→ Task instructions
Nothing should be left out: output all of the entries exactly.

════════

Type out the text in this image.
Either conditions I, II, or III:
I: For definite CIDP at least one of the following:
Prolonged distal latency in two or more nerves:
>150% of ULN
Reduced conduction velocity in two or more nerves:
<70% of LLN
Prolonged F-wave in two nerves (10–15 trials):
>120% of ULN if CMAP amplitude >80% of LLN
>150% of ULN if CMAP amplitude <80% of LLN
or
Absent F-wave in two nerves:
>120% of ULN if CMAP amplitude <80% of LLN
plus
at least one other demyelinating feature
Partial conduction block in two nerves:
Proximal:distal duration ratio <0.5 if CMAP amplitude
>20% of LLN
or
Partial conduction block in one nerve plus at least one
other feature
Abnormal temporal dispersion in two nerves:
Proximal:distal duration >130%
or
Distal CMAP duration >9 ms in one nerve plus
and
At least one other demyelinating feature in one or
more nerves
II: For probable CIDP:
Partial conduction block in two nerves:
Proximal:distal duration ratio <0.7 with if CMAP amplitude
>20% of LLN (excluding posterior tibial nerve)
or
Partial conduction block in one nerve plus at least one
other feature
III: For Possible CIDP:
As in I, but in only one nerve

════════

→ Correct result
Type out the text in this image.
Either conditions I, II, or III:
I: For definite CIDP at least one of the following:
Prolonged distal latency in two or more nerves:
>150% of ULN
Reduced conduction velocity in two or more nerves:
<70% of LLN
Prolonged F-wave in two nerves (10–15 trials):
>120% of ULN if CMAP amplitude >80% of LLN
>150% of ULN if CMAP amplitude <80% of LLN
or
Absent F-wave in two nerves:
>120% of ULN if CMAP amplitude <80% of LLN
plus
at least one other demyelinating feature
Partial conduction block in two nerves:
Proximal:distal duration ratio <0.5 if CMAP amplitude
>20% of LLN
or
Partial conduction block in one nerve plus at least one
other feature
Abnormal temporal dispersion in two nerves:
Proximal:distal duration >130%
or
Distal CMAP duration >9 ms in one nerve plus
and
At least one other demyelinating feature in one or
more nerves
II: For probable CIDP:
Partial conduction block in two nerves:
Proximal:distal duration ratio <0.7 with if CMAP amplitude
>20% of LLN (excluding posterior tibial nerve)
or
Partial conduction block in one nerve plus at least one
other feature
III: For Possible CIDP:
As in I, but in only one nerve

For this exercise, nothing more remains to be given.